DigitalPhonetics / IMS-Toucan

Controllable and fast Text-to-Speech for over 7000 languages!
Apache License 2.0
1.47k stars 166 forks source link

Add stereo conversion to mono in UtteranceCloner and a generalized text to file reader with a personalized name according to model_id #190

Closed AlexSteveChungAlvarez closed 2 months ago

AlexSteveChungAlvarez commented 2 months ago

An error appeared when entering a stereo audio in run_prosody_override which was raised from the UtteranceCloner when using silerovad. Commit 2f8ea93 fixes the error and the code is exactly the one used to fix this issue in the run_text_to_file_reader.

In commit 9082cf5 I changed all the language test functions to one function called new_test, where I included a personalized name according to the model_id. This will help new users of the toolkit see their test files with their own model's name without having to create a new function for their model and target language.

AlexSteveChungAlvarez commented 2 months ago

@Flux9665 did you see the pull request?

Flux9665 commented 2 months ago

Hi, thanks for the fix! I am attending a conference right now and the hotel wifi is terrible, I will check everything next week when I get back.

PROBLEMS AND TASKS:
1. Answer these about the IMS-Toucan pull request thread:
(a) Which commit fixes the error raised by a stereo audio input?
(b) What is the name of the single function that replaced the language test functions?
(c) When does Flux9665 say everything will be checked?
2. Extend the IMS-Toucan pull request thread with the next comment, picking up after Flux9665's reply.

MATERIAL PROVIDED:

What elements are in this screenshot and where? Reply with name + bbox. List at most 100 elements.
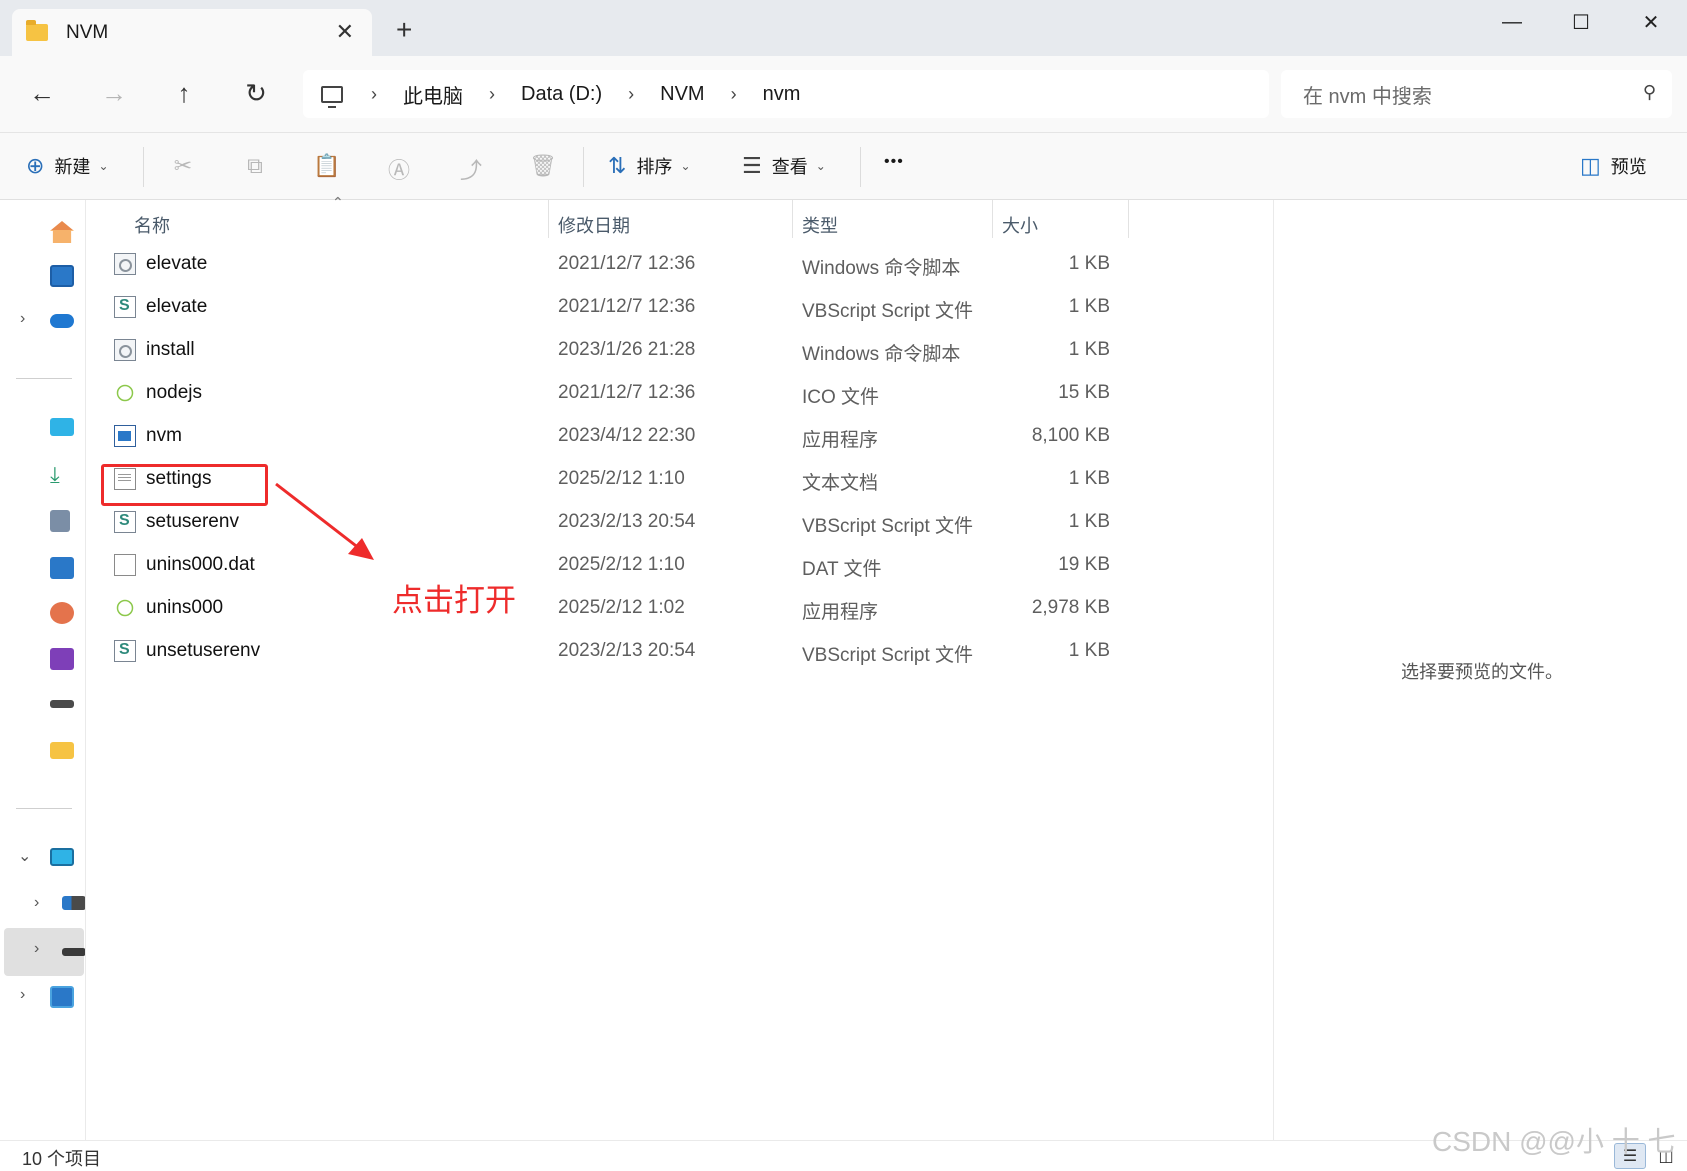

ANSWERS FOR THE EXERCISE:
1.
(a) Commit 2f8ea93.
(b) new_test.
(c) Next week, after getting back from the conference.

2.
Flux9665 commented 2 months ago

[accept] The fix in https://github.com/DigitalPhonetics/IMS-Toucan/commit/2f8ea9309cadb8535163a5e4dbaf97bfef2dfc23 is necessary, thank you for this!

[change required] The change of the file-reader demo in https://github.com/DigitalPhonetics/IMS-Toucan/commit/9082cf5bb0377c2f4d6c5a16c29d2ae35ff2c435 does however not fit well with the philosophy on redundancy of the toolkit and makes the code less readable. The model_id is already part of the arguments of the function, I would prefer it if we just put the model_id into the filename of the existing functions, rather than make a more abstract function.

AlexSteveChungAlvarez commented 2 months ago

@Flux9665 I did the change.